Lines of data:

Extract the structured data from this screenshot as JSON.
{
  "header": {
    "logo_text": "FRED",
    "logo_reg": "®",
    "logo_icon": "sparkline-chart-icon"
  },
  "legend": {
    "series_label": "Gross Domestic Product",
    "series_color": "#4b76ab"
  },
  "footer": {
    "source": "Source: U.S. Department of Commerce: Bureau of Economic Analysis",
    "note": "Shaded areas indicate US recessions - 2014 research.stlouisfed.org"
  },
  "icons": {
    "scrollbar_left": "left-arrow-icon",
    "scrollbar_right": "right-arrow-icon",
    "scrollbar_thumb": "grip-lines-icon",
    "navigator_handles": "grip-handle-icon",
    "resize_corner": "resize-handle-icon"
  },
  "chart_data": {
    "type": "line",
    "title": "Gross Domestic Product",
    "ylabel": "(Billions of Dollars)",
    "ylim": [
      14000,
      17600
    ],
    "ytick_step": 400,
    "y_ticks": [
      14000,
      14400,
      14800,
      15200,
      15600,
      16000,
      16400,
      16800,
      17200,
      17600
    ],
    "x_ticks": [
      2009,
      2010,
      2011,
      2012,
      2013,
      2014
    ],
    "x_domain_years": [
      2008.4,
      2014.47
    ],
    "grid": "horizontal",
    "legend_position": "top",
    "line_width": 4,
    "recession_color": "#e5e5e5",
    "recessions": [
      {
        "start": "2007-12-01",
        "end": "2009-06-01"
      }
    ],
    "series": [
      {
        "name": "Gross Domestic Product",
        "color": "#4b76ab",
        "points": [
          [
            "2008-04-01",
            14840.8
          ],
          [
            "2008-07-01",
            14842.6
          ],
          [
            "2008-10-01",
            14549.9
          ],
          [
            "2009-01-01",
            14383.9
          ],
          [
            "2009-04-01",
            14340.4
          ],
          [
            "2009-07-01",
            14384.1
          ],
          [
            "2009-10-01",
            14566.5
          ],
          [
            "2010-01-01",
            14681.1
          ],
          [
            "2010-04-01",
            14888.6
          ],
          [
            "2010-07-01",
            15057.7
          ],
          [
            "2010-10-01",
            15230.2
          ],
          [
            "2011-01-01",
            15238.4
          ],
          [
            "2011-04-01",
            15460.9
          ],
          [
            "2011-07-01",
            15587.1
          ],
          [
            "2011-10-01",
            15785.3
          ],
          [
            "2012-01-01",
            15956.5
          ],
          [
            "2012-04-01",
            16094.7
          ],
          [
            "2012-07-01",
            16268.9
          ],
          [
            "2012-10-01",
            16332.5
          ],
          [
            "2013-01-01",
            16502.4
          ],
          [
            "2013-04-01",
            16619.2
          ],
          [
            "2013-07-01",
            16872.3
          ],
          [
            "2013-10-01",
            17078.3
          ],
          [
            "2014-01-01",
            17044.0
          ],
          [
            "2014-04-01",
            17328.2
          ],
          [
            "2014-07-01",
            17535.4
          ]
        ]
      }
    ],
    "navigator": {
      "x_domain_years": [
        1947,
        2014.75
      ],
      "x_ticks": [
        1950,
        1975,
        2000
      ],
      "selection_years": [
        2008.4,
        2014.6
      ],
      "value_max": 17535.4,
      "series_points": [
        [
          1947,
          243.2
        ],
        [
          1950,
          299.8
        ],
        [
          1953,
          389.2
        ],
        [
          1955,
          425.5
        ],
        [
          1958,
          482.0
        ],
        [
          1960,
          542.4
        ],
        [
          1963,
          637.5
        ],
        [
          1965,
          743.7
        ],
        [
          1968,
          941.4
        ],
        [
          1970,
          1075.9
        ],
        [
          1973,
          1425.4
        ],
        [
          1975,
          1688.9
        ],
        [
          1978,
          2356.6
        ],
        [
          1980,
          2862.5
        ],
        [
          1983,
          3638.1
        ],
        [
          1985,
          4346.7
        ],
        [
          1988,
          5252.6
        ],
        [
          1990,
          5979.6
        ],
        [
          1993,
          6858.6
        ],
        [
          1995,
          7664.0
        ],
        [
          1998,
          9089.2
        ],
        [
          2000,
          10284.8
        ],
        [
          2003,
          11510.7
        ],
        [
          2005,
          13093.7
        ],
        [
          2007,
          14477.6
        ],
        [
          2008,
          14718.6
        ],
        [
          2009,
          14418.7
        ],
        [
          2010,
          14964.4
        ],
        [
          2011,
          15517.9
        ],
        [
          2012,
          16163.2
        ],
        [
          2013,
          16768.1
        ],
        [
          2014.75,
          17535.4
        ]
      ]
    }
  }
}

*Task goal:* From the entries above, copy every line containing the word "Gross".

*Result of the exercise:*
    "series_label": "Gross Domestic Product",
    "title": "Gross Domestic Product",
        "name": "Gross Domestic Product",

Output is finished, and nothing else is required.